- WHAT IS NEEDED
Pull out every line with the word "NaCl" from the entries below.

- PROVIDED MATERIAL
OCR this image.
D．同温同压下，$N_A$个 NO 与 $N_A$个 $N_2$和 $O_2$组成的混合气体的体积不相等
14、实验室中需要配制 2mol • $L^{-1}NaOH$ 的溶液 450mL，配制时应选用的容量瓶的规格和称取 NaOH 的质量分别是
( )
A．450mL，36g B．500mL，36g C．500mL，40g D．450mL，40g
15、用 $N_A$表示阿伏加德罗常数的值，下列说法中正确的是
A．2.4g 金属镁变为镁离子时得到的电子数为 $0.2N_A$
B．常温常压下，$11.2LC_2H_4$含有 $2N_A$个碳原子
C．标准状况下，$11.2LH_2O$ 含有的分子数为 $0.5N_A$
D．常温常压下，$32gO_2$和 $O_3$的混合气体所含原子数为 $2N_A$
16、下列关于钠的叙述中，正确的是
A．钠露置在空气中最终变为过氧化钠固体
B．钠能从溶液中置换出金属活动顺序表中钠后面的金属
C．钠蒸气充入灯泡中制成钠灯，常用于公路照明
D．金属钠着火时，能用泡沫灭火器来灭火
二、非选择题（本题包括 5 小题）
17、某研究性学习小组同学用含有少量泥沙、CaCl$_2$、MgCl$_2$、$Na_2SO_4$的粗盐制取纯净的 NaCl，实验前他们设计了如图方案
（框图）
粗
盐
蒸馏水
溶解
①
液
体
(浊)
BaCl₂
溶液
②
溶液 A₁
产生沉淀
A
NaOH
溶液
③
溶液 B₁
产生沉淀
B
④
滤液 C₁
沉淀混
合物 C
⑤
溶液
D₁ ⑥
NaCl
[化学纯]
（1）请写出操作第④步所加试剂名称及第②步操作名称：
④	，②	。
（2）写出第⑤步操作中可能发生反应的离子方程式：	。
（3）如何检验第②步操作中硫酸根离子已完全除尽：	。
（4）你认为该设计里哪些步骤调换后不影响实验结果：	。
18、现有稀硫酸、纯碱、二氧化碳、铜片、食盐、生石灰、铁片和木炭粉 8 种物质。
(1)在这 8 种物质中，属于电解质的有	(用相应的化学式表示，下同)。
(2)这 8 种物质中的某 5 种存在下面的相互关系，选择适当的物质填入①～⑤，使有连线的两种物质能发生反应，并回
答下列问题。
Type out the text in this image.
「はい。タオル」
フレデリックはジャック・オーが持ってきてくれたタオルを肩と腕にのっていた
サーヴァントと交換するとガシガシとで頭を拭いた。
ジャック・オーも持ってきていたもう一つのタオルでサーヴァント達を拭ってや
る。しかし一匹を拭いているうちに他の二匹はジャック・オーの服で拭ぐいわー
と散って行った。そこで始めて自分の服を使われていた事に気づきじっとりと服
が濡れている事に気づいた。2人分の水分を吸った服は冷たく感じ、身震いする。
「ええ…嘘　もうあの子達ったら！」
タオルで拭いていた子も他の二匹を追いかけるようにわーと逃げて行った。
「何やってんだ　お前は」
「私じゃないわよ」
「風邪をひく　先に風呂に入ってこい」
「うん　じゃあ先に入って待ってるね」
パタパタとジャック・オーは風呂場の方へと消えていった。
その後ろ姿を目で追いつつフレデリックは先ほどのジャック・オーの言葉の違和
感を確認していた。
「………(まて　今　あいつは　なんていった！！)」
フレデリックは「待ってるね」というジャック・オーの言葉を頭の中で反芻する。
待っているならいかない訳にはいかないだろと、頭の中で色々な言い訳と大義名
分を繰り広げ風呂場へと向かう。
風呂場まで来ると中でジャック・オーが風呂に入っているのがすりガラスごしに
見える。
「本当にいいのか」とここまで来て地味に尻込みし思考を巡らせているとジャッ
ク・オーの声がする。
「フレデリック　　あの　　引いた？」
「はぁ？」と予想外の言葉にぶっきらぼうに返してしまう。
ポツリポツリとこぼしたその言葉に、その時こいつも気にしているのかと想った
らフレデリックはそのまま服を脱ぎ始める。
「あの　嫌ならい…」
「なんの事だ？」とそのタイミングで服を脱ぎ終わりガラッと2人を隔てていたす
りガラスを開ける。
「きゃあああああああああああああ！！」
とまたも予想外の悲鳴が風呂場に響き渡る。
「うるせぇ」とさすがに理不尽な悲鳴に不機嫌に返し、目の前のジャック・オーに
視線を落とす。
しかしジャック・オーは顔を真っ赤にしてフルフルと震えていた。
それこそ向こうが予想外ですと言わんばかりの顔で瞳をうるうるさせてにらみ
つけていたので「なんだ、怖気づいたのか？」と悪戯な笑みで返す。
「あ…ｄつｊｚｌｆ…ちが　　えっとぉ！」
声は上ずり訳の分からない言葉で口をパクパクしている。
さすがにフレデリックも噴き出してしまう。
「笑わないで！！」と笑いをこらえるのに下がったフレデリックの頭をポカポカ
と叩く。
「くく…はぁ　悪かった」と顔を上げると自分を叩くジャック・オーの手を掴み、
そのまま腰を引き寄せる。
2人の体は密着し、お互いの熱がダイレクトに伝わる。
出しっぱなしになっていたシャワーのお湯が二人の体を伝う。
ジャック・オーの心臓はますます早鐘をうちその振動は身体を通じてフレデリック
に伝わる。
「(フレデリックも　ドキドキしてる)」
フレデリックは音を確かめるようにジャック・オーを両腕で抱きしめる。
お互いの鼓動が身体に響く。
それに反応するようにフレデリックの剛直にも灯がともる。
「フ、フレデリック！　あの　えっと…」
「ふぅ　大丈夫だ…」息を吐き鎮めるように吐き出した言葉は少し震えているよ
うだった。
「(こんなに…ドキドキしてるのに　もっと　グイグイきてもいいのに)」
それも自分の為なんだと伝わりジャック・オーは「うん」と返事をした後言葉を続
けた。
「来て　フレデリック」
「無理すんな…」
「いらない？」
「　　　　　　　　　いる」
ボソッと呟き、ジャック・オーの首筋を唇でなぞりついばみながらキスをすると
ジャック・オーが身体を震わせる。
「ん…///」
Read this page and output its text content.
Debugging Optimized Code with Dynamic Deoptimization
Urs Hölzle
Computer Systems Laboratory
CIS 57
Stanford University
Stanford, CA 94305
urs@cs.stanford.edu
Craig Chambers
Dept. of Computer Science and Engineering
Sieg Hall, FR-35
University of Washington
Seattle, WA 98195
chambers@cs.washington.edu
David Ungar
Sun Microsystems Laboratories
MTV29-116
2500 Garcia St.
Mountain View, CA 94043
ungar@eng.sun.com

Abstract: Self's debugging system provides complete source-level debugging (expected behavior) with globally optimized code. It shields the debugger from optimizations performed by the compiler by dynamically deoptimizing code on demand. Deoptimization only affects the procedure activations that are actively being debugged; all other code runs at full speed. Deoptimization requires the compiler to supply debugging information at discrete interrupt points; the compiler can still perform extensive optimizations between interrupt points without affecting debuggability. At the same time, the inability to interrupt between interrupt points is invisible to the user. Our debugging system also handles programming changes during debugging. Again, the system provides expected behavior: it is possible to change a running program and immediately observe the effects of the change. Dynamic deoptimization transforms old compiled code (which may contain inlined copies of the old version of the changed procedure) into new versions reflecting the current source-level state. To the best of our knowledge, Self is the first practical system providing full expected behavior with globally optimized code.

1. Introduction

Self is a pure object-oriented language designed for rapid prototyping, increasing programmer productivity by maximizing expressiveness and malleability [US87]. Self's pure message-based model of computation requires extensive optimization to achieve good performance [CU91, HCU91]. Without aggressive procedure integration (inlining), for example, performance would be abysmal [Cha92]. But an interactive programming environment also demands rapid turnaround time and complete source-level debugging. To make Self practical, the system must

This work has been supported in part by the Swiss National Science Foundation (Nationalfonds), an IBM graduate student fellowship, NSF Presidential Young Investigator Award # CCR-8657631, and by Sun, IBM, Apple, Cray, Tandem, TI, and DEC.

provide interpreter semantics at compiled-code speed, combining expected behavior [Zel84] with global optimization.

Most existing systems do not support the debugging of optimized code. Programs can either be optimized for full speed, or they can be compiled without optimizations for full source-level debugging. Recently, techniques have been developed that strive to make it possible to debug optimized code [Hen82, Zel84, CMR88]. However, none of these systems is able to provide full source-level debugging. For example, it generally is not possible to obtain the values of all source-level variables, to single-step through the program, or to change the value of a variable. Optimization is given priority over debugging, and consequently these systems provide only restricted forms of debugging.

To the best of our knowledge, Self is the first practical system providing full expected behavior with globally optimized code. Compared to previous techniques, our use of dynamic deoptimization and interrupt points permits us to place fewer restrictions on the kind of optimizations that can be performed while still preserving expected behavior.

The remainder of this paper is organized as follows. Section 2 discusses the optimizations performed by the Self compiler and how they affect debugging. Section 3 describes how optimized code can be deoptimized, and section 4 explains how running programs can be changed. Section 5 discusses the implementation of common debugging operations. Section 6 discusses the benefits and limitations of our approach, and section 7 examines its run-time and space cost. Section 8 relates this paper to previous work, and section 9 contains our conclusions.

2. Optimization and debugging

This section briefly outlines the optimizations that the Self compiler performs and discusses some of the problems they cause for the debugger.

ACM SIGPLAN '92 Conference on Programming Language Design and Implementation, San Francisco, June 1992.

- TASK RESULT
17、某研究性学习小组同学用含有少量泥沙、CaCl$_2$、MgCl$_2$、$Na_2SO_4$的粗盐制取纯净的 NaCl，实验前他们设计了如图方案
NaCl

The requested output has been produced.